*Written task*:
Below is a block of records; repeat all of them exactly.

*Data rows*:
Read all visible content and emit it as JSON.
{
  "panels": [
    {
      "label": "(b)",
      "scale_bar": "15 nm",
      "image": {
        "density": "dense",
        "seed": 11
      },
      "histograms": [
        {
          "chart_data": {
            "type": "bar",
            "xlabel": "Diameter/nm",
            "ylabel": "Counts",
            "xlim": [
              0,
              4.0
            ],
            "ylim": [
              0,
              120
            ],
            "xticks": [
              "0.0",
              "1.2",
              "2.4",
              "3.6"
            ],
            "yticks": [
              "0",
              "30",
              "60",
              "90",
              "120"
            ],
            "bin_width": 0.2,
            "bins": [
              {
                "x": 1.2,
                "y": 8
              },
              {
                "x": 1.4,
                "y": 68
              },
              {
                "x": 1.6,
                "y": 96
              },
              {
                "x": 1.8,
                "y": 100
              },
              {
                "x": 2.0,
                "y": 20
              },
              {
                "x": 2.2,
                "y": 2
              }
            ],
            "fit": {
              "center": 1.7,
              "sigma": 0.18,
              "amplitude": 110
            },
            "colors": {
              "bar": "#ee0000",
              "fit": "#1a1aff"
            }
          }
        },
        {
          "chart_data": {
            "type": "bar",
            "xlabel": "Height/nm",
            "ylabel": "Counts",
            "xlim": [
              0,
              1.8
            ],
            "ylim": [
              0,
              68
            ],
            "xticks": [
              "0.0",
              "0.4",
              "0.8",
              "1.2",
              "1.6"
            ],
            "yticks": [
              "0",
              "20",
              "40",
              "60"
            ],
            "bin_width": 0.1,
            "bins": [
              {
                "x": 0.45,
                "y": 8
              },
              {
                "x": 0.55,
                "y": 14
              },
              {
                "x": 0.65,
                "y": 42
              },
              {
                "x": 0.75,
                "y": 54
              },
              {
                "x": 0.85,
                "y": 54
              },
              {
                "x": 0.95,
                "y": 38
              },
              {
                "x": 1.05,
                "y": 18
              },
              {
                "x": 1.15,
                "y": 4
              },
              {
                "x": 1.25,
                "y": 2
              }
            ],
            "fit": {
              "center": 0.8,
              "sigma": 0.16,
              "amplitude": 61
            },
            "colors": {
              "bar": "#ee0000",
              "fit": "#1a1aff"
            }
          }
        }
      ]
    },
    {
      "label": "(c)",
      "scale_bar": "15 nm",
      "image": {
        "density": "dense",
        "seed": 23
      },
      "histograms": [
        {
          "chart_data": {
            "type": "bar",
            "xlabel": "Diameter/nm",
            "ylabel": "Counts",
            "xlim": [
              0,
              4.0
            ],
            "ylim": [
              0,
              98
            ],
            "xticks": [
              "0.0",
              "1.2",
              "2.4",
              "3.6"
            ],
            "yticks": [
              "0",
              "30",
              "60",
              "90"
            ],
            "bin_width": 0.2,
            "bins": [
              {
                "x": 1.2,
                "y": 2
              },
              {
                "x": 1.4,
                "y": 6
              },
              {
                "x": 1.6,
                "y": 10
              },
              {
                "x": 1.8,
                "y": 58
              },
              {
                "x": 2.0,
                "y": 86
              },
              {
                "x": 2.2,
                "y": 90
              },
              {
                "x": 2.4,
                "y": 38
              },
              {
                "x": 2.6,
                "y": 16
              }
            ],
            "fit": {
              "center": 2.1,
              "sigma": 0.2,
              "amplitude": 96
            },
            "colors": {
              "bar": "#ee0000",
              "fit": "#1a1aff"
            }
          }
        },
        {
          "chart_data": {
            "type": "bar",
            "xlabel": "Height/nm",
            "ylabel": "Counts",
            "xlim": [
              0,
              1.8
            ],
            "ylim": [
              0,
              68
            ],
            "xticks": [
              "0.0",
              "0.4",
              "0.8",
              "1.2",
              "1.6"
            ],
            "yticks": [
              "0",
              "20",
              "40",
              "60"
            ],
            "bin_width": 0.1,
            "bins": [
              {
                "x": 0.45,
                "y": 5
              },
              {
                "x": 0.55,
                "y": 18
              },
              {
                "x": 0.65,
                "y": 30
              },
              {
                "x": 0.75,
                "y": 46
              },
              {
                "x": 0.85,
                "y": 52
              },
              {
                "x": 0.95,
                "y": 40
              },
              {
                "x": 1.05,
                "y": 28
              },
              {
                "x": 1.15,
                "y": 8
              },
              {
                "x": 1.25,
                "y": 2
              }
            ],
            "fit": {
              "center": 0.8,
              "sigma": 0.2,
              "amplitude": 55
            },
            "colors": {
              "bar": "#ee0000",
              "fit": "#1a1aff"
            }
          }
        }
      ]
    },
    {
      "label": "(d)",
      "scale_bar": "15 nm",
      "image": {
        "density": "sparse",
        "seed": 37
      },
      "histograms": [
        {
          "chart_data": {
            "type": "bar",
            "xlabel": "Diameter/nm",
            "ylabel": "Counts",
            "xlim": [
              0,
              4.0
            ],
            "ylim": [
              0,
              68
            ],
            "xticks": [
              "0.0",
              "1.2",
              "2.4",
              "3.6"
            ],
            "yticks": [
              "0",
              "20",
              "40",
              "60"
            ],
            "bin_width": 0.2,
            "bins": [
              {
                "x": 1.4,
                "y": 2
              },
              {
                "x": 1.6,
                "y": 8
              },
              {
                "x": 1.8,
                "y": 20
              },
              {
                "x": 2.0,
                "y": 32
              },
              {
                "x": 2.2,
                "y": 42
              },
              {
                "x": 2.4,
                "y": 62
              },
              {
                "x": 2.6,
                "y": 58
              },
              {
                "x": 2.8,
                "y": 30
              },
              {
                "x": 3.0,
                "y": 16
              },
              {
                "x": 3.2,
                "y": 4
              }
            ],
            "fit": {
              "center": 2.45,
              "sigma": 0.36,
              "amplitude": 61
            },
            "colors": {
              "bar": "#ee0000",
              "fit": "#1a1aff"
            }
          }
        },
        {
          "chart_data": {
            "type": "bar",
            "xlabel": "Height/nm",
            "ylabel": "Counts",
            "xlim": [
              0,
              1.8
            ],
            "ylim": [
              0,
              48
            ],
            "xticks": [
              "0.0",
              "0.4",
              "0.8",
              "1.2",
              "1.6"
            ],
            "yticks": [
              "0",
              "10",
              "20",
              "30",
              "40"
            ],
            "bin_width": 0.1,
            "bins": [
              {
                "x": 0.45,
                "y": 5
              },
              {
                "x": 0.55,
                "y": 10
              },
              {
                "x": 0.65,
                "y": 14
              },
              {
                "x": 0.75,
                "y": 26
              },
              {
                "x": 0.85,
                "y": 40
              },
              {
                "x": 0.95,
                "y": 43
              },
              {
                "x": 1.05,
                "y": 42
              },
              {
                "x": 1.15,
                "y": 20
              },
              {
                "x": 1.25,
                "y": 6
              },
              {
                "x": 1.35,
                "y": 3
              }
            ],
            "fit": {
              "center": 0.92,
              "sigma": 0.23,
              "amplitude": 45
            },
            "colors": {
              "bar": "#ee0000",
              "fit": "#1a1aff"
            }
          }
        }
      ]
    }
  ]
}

*Solved problem*:
Read all visible content and emit it as JSON.
{
  "panels": [
    {
      "label": "(b)",
      "scale_bar": "15 nm",
      "image": {
        "density": "dense",
        "seed": 11
      },
      "histograms": [
        {
          "chart_data": {
            "type": "bar",
            "xlabel": "Diameter/nm",
            "ylabel": "Counts",
            "xlim": [
              0,
              4.0
            ],
            "ylim": [
              0,
              120
            ],
            "xticks": [
              "0.0",
              "1.2",
              "2.4",
              "3.6"
            ],
            "yticks": [
              "0",
              "30",
              "60",
              "90",
              "120"
            ],
            "bin_width": 0.2,
            "bins": [
              {
                "x": 1.2,
                "y": 8
              },
              {
                "x": 1.4,
                "y": 68
              },
              {
                "x": 1.6,
                "y": 96
              },
              {
                "x": 1.8,
                "y": 100
              },
              {
                "x": 2.0,
                "y": 20
              },
              {
                "x": 2.2,
                "y": 2
              }
            ],
            "fit": {
              "center": 1.7,
              "sigma": 0.18,
              "amplitude": 110
            },
            "colors": {
              "bar": "#ee0000",
              "fit": "#1a1aff"
            }
          }
        },
        {
          "chart_data": {
            "type": "bar",
            "xlabel": "Height/nm",
            "ylabel": "Counts",
            "xlim": [
              0,
              1.8
            ],
            "ylim": [
              0,
              68
            ],
            "xticks": [
              "0.0",
              "0.4",
              "0.8",
              "1.2",
              "1.6"
            ],
            "yticks": [
              "0",
              "20",
              "40",
              "60"
            ],
            "bin_width": 0.1,
            "bins": [
              {
                "x": 0.45,
                "y": 8
              },
              {
                "x": 0.55,
                "y": 14
              },
              {
                "x": 0.65,
                "y": 42
              },
              {
                "x": 0.75,
                "y": 54
              },
              {
                "x": 0.85,
                "y": 54
              },
              {
                "x": 0.95,
                "y": 38
              },
              {
                "x": 1.05,
                "y": 18
              },
              {
                "x": 1.15,
                "y": 4
              },
              {
                "x": 1.25,
                "y": 2
              }
            ],
            "fit": {
              "center": 0.8,
              "sigma": 0.16,
              "amplitude": 61
            },
            "colors": {
              "bar": "#ee0000",
              "fit": "#1a1aff"
            }
          }
        }
      ]
    },
    {
      "label": "(c)",
      "scale_bar": "15 nm",
      "image": {
        "density": "dense",
        "seed": 23
      },
      "histograms": [
        {
          "chart_data": {
            "type": "bar",
            "xlabel": "Diameter/nm",
            "ylabel": "Counts",
            "xlim": [
              0,
              4.0
            ],
            "ylim": [
              0,
              98
            ],
            "xticks": [
              "0.0",
              "1.2",
              "2.4",
              "3.6"
            ],
            "yticks": [
              "0",
              "30",
              "60",
              "90"
            ],
            "bin_width": 0.2,
            "bins": [
              {
                "x": 1.2,
                "y": 2
              },
              {
                "x": 1.4,
                "y": 6
              },
              {
                "x": 1.6,
                "y": 10
              },
              {
                "x": 1.8,
                "y": 58
              },
              {
                "x": 2.0,
                "y": 86
              },
              {
                "x": 2.2,
                "y": 90
              },
              {
                "x": 2.4,
                "y": 38
              },
              {
                "x": 2.6,
                "y": 16
              }
            ],
            "fit": {
              "center": 2.1,
              "sigma": 0.2,
              "amplitude": 96
            },
            "colors": {
              "bar": "#ee0000",
              "fit": "#1a1aff"
            }
          }
        },
        {
          "chart_data": {
            "type": "bar",
            "xlabel": "Height/nm",
            "ylabel": "Counts",
            "xlim": [
              0,
              1.8
            ],
            "ylim": [
              0,
              68
            ],
            "xticks": [
              "0.0",
              "0.4",
              "0.8",
              "1.2",
              "1.6"
            ],
            "yticks": [
              "0",
              "20",
              "40",
              "60"
            ],
            "bin_width": 0.1,
            "bins": [
              {
                "x": 0.45,
                "y": 5
              },
              {
                "x": 0.55,
                "y": 18
              },
              {
                "x": 0.65,
                "y": 30
              },
              {
                "x": 0.75,
                "y": 46
              },
              {
                "x": 0.85,
                "y": 52
              },
              {
                "x": 0.95,
                "y": 40
              },
              {
                "x": 1.05,
                "y": 28
              },
              {
                "x": 1.15,
                "y": 8
              },
              {
                "x": 1.25,
                "y": 2
              }
            ],
            "fit": {
              "center": 0.8,
              "sigma": 0.2,
              "amplitude": 55
            },
            "colors": {
              "bar": "#ee0000",
              "fit": "#1a1aff"
            }
          }
        }
      ]
    },
    {
      "label": "(d)",
      "scale_bar": "15 nm",
      "image": {
        "density": "sparse",
        "seed": 37
      },
      "histograms": [
        {
          "chart_data": {
            "type": "bar",
            "xlabel": "Diameter/nm",
            "ylabel": "Counts",
            "xlim": [
              0,
              4.0
            ],
            "ylim": [
              0,
              68
            ],
            "xticks": [
              "0.0",
              "1.2",
              "2.4",
              "3.6"
            ],
            "yticks": [
              "0",
              "20",
              "40",
              "60"
            ],
            "bin_width": 0.2,
            "bins": [
              {
                "x": 1.4,
                "y": 2
              },
              {
                "x": 1.6,
                "y": 8
              },
              {
                "x": 1.8,
                "y": 20
              },
              {
                "x": 2.0,
                "y": 32
              },
              {
                "x": 2.2,
                "y": 42
              },
              {
                "x": 2.4,
                "y": 62
              },
              {
                "x": 2.6,
                "y": 58
              },
              {
                "x": 2.8,
                "y": 30
              },
              {
                "x": 3.0,
                "y": 16
              },
              {
                "x": 3.2,
                "y": 4
              }
            ],
            "fit": {
              "center": 2.45,
              "sigma": 0.36,
              "amplitude": 61
            },
            "colors": {
              "bar": "#ee0000",
              "fit": "#1a1aff"
            }
          }
        },
        {
          "chart_data": {
            "type": "bar",
            "xlabel": "Height/nm",
            "ylabel": "Counts",
            "xlim": [
              0,
              1.8
            ],
            "ylim": [
              0,
              48
            ],
            "xticks": [
              "0.0",
              "0.4",
              "0.8",
              "1.2",
              "1.6"
            ],
            "yticks": [
              "0",
              "10",
              "20",
              "30",
              "40"
            ],
            "bin_width": 0.1,
            "bins": [
              {
                "x": 0.45,
                "y": 5
              },
              {
                "x": 0.55,
                "y": 10
              },
              {
                "x": 0.65,
                "y": 14
              },
              {
                "x": 0.75,
                "y": 26
              },
              {
                "x": 0.85,
                "y": 40
              },
              {
                "x": 0.95,
                "y": 43
              },
              {
                "x": 1.05,
                "y": 42
              },
              {
                "x": 1.15,
                "y": 20
              },
              {
                "x": 1.25,
                "y": 6
              },
              {
                "x": 1.35,
                "y": 3
              }
            ],
            "fit": {
              "center": 0.92,
              "sigma": 0.23,
              "amplitude": 45
            },
            "colors": {
              "bar": "#ee0000",
              "fit": "#1a1aff"
            }
          }
        }
      ]
    }
  ]
}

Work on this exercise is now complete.